* EXTRACT PROVIDED:
################

Ojah V Ogboni (2) (1996)
LAWGLOBAL HUB Lead Judgment Report
IGUH, J.S.C.
This is an appeal against the decision of the Court of Appeal, Enugu Division, delivered on the 21st day of April, 1989, dismissing the appellants appeal in a dispute concerning land in Etono II village, Biase Local Government Area, Akamkpa Division of the Cross River State of Nigeria. The said land is more particularly delineated and shown verged pink in survey plan No. EAAC/446/LD dated the 21st July, 1973 tendered as Exhibit 1 by the plaintiffs in the suit.
The respondents, as plaintiffs, for themselves and on behalf of the people of Biase Development Council Area, Akamkpa Division, had in the Calabar Judicial Division of the High Court of Justice, Cross River State, instituted an action against the defendants, who are now the appellants, for themselves and as representing the people of Etono II village, Biakpan, Biase Development Council Area, claiming as follows:-
“1. A declaration that land occupied by Etono II Village more particularly described on Plan No. EAAC/446/LD is part of Biakpan Communal land under the headship of the paramount ruler of Biakpan (annual value of land approximately N100.00).
- Perpetual injunction to restrain the defendants by themselves, servants, agents or assigns from leasing alienating or doing anything in Etono II Village inconsistent with the Communal ownership by Biakpan in all that piece of land now occupied by Etono II Village, Biakpan.”
Pleadings were ordered in the suit and were duly settled, filed and exchanged with the same amended by various orders of court.
At the subsequent trial, both parties testified on their own behalf and called witnesses. They also adduced evidence of traditional history in proof of their claims.

################

* REQUIREMENTS:
A – Quote the Ojah v Ogboni judgment word for word from "This is an appeal" to "in the suit.".
B – In the Ojah v Ogboni judgment, on what date did the Court of Appeal, Enugu Division, deliver the decision under appeal?
C – Carry on the Ojah v Ogboni judgment, starting after its final sentence about the evidence of traditional history.

################

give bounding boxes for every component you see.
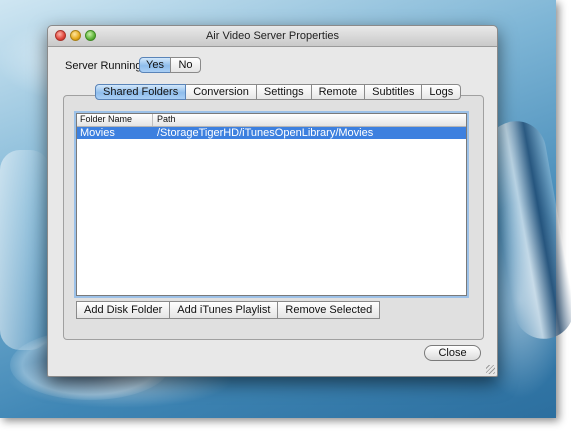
column-divider[interactable] [152, 114, 153, 126]
table-row[interactable]: Movies /StorageTigerHD/iTunesOpenLibrary… [77, 127, 466, 139]
folder-path-cell: /StorageTigerHD/iTunesOpenLibrary/Movies [157, 127, 374, 139]
column-header-folder-name[interactable]: Folder Name [80, 114, 132, 125]
shared-folders-table[interactable]: Folder Name Path Movies /StorageTigerHD/… [74, 111, 469, 298]
resize-grip-icon[interactable] [486, 365, 495, 374]
folder-name-cell: Movies [80, 127, 115, 139]
server-running-label: Server Running [65, 60, 142, 72]
properties-window: Air Video Server Properties Server Runni… [47, 25, 498, 377]
add-itunes-playlist-button[interactable]: Add iTunes Playlist [170, 301, 279, 319]
tab-conversion[interactable]: Conversion [186, 84, 257, 100]
column-header-path[interactable]: Path [157, 114, 176, 125]
tab-subtitles[interactable]: Subtitles [365, 84, 423, 100]
title-bar[interactable]: Air Video Server Properties [48, 26, 497, 47]
add-disk-folder-button[interactable]: Add Disk Folder [76, 301, 171, 319]
water-splash-decoration [0, 150, 50, 350]
folder-button-bar: Add Disk Folder Add iTunes Playlist Remo… [76, 301, 381, 319]
close-button[interactable]: Close [424, 345, 481, 361]
remove-selected-button[interactable]: Remove Selected [278, 301, 381, 319]
tab-shared-folders[interactable]: Shared Folders [95, 84, 187, 100]
server-yes-toggle[interactable]: Yes [139, 57, 171, 73]
tab-logs[interactable]: Logs [422, 84, 462, 100]
table-header: Folder Name Path [77, 114, 466, 127]
window-title: Air Video Server Properties [205, 30, 340, 42]
tab-remote[interactable]: Remote [311, 84, 366, 100]
tab-settings[interactable]: Settings [256, 84, 312, 100]
server-no-toggle[interactable]: No [170, 57, 201, 73]
tab-bar: Shared Folders Conversion Settings Remot… [95, 84, 462, 100]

################

* THE RESULTS:
A –
This is an appeal against the decision of the Court of Appeal, Enugu Division, delivered on the 21st day of April, 1989, dismissing the appellants appeal in a dispute concerning land in Etono II village, Biase Local Government Area, Akamkpa Division of the Cross River State of Nigeria. The said land is more particularly delineated and shown verged pink in survey plan No. EAAC/446/LD dated the 21st July, 1973 tendered as Exhibit 1 by the plaintiffs in the suit.

B – The 21st day of April, 1989.

C –
The case of the plaintiffs is that the defendants people of Etono II had been and were part and parcel of Biakpan. The common ancestor of both the plaintiffs and the defendants was one Akpan Ubaghara who settled with the four groups of his people on their present land. The groups comprised of the Onoronwanza Biakpan, Imienyo Biakpan, Emudakotong Biakpan and Emibit Biakpan. Each group settled in a given area and sprang up to form a village of Biakpan. A fifth village, Etono II, was subsequently formed in the following manner.
In the olden days, it was an abomination in Biakpan for a woman to give birth to twin children. When this happened, both the mother and her twin children were usually killed. However, following the birth of a set of twin children by the daughter of a highly respected Biakpan chief, the said chief appealed to his people to spare their lives. The Biakpans accepted his plea but would not allow them to live together or interact with “uncontaminated” or full-fledged Biakpan citizens.
Accordingly they were settled in and allowed to occupy a nearby chosen site which was part of the piece or parcel of land first acquired and settled upon by the said Akpan Ubaghara. In the course of time, other women who gave birth to twins with their children were similarly sent to the same location which subsequently grew into a community or village of its own called Etono II, to distinguish it from Etono I which is situate north of the Cross River.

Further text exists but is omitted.